Collected data entries:
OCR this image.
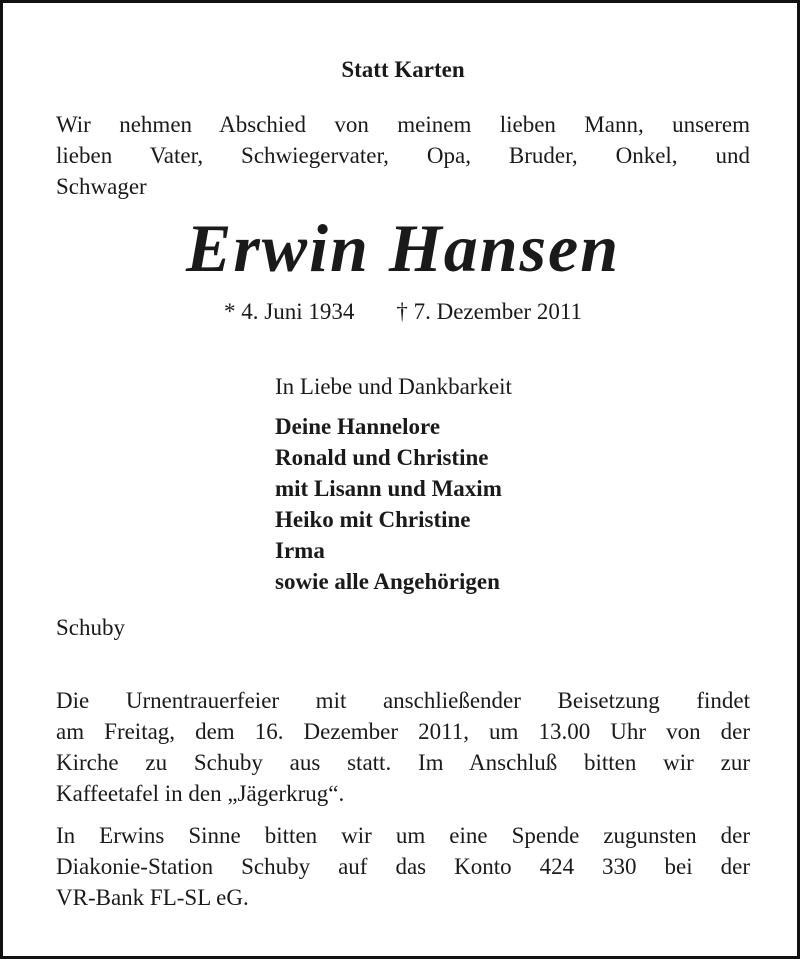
Statt Karten
Wir nehmen Abschied von meinem lieben Mann, unserem
lieben Vater, Schwiegervater, Opa, Bruder, Onkel, und
Schwager
Erwin Hansen
* 4. Juni 1934 † 7. Dezember 2011
In Liebe und Dankbarkeit
Deine Hannelore
Ronald und Christine
mit Lisann und Maxim
Heiko mit Christine
Irma
sowie alle Angehörigen
Schuby
Die Urnentrauerfeier mit anschließender Beisetzung findet
am Freitag, dem 16. Dezember 2011, um 13.00 Uhr von der
Kirche zu Schuby aus statt. Im Anschluß bitten wir zur
Kaffeetafel in den „Jägerkrug“.
In Erwins Sinne bitten wir um eine Spende zugunsten der
Diakonie-Station Schuby auf das Konto 424 330 bei der
VR-Bank FL-SL eG.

WHAT YOU NEED TO DO ▸
Copy the data word for word. Pictures do not go in the copy.

RESULT FOR THIS EXERCISE ▸
OCR this image.
Statt Karten
Wir nehmen Abschied von meinem lieben Mann, unserem
lieben Vater, Schwiegervater, Opa, Bruder, Onkel, und
Schwager
Erwin Hansen
* 4. Juni 1934 † 7. Dezember 2011
In Liebe und Dankbarkeit
Deine Hannelore
Ronald und Christine
mit Lisann und Maxim
Heiko mit Christine
Irma
sowie alle Angehörigen
Schuby
Die Urnentrauerfeier mit anschließender Beisetzung findet
am Freitag, dem 16. Dezember 2011, um 13.00 Uhr von der
Kirche zu Schuby aus statt. Im Anschluß bitten wir zur
Kaffeetafel in den „Jägerkrug“.
In Erwins Sinne bitten wir um eine Spende zugunsten der
Diakonie-Station Schuby auf das Konto 424 330 bei der
VR-Bank FL-SL eG.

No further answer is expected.